Gather the lines from the material that contain "text".
*-*-*
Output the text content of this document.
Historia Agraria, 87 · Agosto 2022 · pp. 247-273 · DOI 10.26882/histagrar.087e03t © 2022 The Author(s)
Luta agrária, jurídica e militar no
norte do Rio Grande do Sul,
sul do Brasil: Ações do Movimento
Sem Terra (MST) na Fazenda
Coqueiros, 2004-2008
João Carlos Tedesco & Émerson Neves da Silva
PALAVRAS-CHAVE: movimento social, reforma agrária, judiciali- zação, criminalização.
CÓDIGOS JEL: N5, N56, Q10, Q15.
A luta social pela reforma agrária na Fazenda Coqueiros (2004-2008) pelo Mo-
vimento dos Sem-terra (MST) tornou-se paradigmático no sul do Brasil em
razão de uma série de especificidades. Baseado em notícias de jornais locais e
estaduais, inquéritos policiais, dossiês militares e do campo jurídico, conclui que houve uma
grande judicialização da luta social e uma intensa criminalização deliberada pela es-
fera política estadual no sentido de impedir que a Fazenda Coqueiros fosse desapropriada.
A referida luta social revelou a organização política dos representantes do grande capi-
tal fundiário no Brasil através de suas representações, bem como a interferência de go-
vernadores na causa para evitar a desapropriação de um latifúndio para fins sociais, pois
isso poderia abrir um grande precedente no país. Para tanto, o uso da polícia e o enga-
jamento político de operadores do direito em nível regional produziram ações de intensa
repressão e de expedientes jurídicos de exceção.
*-*-*
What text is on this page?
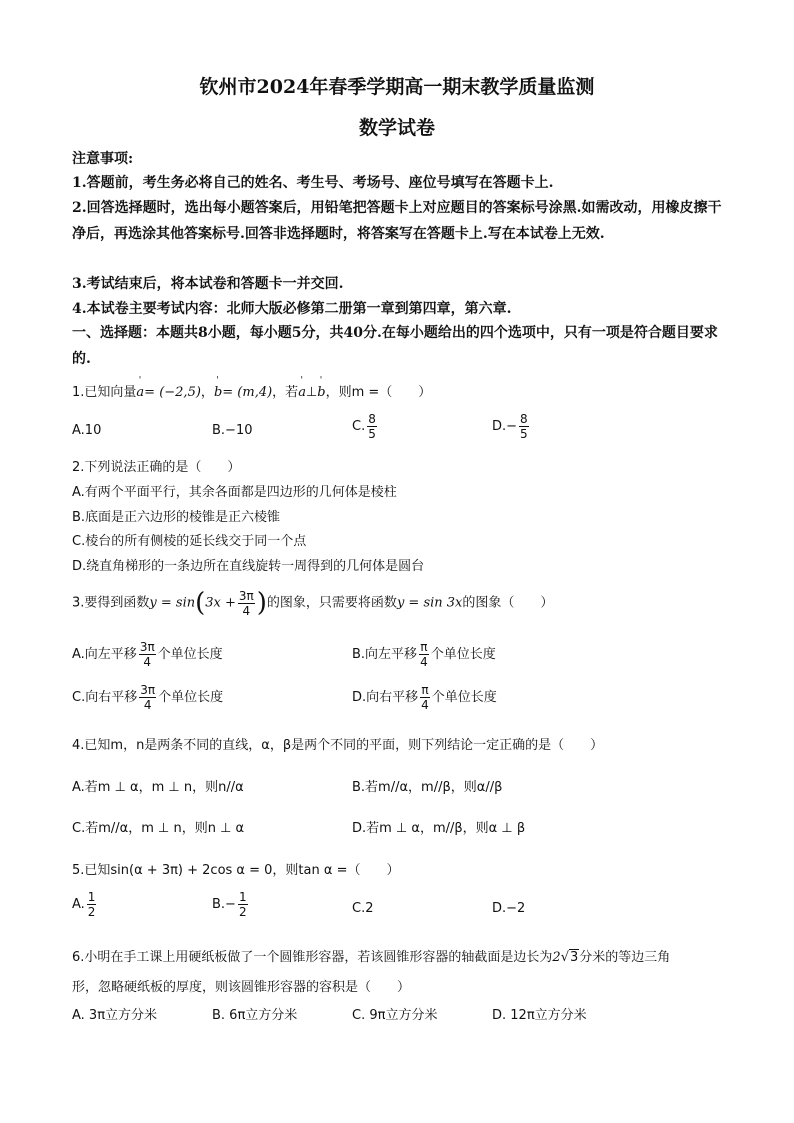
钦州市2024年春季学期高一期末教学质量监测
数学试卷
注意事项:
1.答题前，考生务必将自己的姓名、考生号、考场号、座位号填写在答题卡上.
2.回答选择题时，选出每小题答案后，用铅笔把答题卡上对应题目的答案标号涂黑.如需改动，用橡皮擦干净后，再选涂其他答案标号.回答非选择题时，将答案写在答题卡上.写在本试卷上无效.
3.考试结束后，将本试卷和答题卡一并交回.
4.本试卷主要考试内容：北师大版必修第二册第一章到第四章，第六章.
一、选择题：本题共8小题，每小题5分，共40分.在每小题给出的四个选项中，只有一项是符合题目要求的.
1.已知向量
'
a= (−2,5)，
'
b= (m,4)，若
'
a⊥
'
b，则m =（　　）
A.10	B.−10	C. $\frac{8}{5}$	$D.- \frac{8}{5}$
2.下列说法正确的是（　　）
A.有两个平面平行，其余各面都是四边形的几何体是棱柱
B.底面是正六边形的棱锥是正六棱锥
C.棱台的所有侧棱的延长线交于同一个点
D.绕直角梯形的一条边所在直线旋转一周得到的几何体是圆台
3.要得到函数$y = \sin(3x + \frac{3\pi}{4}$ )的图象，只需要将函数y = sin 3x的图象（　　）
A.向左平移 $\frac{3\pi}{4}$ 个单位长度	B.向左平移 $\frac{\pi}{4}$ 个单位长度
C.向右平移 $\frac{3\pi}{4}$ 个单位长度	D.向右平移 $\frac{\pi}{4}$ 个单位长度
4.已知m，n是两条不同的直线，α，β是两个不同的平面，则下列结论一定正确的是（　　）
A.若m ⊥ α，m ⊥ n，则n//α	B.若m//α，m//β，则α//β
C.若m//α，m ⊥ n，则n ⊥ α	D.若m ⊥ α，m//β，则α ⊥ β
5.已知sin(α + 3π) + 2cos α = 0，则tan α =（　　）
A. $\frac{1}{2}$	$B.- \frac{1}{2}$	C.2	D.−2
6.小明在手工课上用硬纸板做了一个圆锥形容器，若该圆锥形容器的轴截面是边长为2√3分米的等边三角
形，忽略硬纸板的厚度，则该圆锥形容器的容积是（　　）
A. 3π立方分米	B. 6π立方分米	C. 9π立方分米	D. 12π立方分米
*-*-*
> **Answer to this task**
Output the text content of this document.
What text is on this page?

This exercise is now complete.